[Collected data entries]
>> Start

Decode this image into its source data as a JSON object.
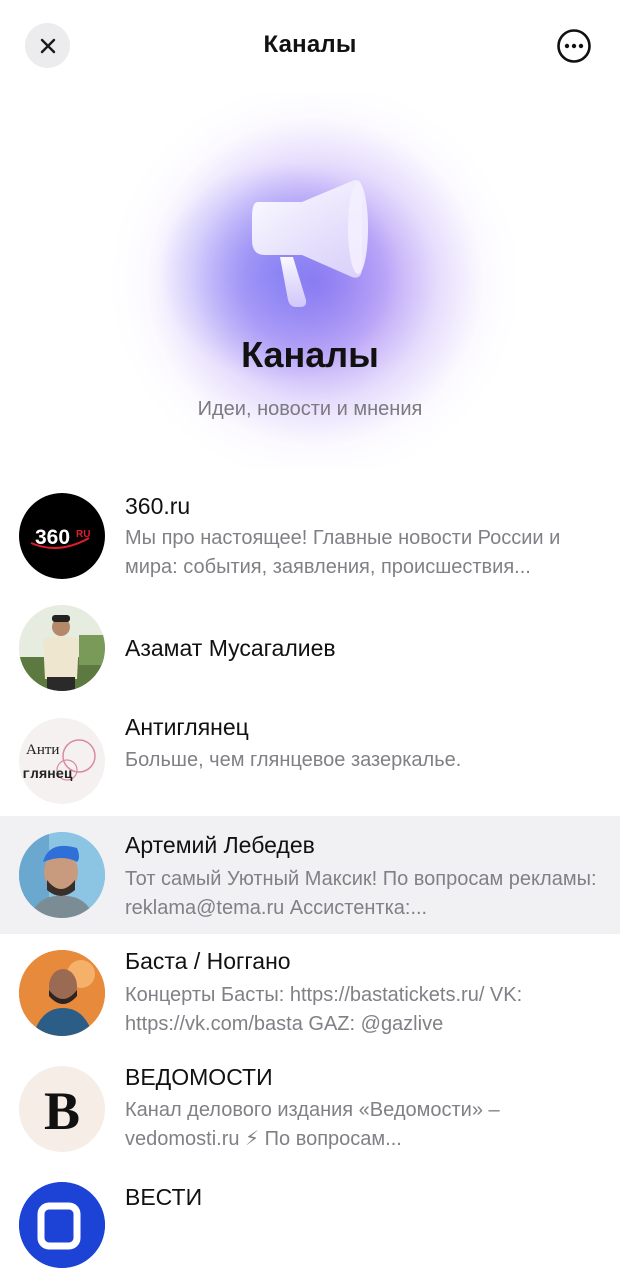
{
  "header": {
    "title": "Каналы",
    "close_icon": "close-icon",
    "more_icon": "more-icon"
  },
  "hero": {
    "icon": "megaphone-icon",
    "title": "Каналы",
    "subtitle": "Идеи, новости и мнения"
  },
  "channels": [
    {
      "name": "360.ru",
      "description": "Мы про настоящее! Главные новости России и мира: события, заявления, происшествия...",
      "avatar": "360-logo"
    },
    {
      "name": "Азамат Мусагалиев",
      "description": "",
      "avatar": "person-photo"
    },
    {
      "name": "Антиглянец",
      "description": "Больше, чем глянцевое зазеркалье.",
      "avatar": "antiglyanets-logo",
      "avatar_text_1": "Анти",
      "avatar_text_2": "глянец"
    },
    {
      "name": "Артемий Лебедев",
      "description": "Тот самый Уютный Максик! По вопросам рекламы: reklama@tema.ru Ассистентка:...",
      "avatar": "person-photo",
      "highlighted": true
    },
    {
      "name": "Баста / Ноггано",
      "description": "Концерты Басты: https://bastatickets.ru/ VK: https://vk.com/basta GAZ: @gazlive",
      "avatar": "person-photo"
    },
    {
      "name": "ВЕДОМОСТИ",
      "description": "Канал делового издания «Ведомости» – vedomosti.ru ⚡ По вопросам...",
      "avatar": "vedomosti-logo",
      "avatar_text": "B"
    },
    {
      "name": "ВЕСТИ",
      "description": "",
      "avatar": "vesti-logo"
    }
  ],
  "colors": {
    "accent_glow": "#9b7cf0",
    "secondary_text": "#808086",
    "row_highlight": "#f1f1f3"
  }
}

>> End

_Aim_: Repeat everything in the records precisely. Images are excluded from the copy.

_Solution for this task_:
Decode this image into its source data as a JSON object.
{
  "header": {
    "title": "Каналы",
    "close_icon": "close-icon",
    "more_icon": "more-icon"
  },
  "hero": {
    "icon": "megaphone-icon",
    "title": "Каналы",
    "subtitle": "Идеи, новости и мнения"
  },
  "channels": [
    {
      "name": "360.ru",
      "description": "Мы про настоящее! Главные новости России и мира: события, заявления, происшествия...",
      "avatar": "360-logo"
    },
    {
      "name": "Азамат Мусагалиев",
      "description": "",
      "avatar": "person-photo"
    },
    {
      "name": "Антиглянец",
      "description": "Больше, чем глянцевое зазеркалье.",
      "avatar": "antiglyanets-logo",
      "avatar_text_1": "Анти",
      "avatar_text_2": "глянец"
    },
    {
      "name": "Артемий Лебедев",
      "description": "Тот самый Уютный Максик! По вопросам рекламы: reklama@tema.ru Ассистентка:...",
      "avatar": "person-photo",
      "highlighted": true
    },
    {
      "name": "Баста / Ноггано",
      "description": "Концерты Басты: https://bastatickets.ru/ VK: https://vk.com/basta GAZ: @gazlive",
      "avatar": "person-photo"
    },
    {
      "name": "ВЕДОМОСТИ",
      "description": "Канал делового издания «Ведомости» – vedomosti.ru ⚡ По вопросам...",
      "avatar": "vedomosti-logo",
      "avatar_text": "B"
    },
    {
      "name": "ВЕСТИ",
      "description": "",
      "avatar": "vesti-logo"
    }
  ],
  "colors": {
    "accent_glow": "#9b7cf0",
    "secondary_text": "#808086",
    "row_highlight": "#f1f1f3"
  }
}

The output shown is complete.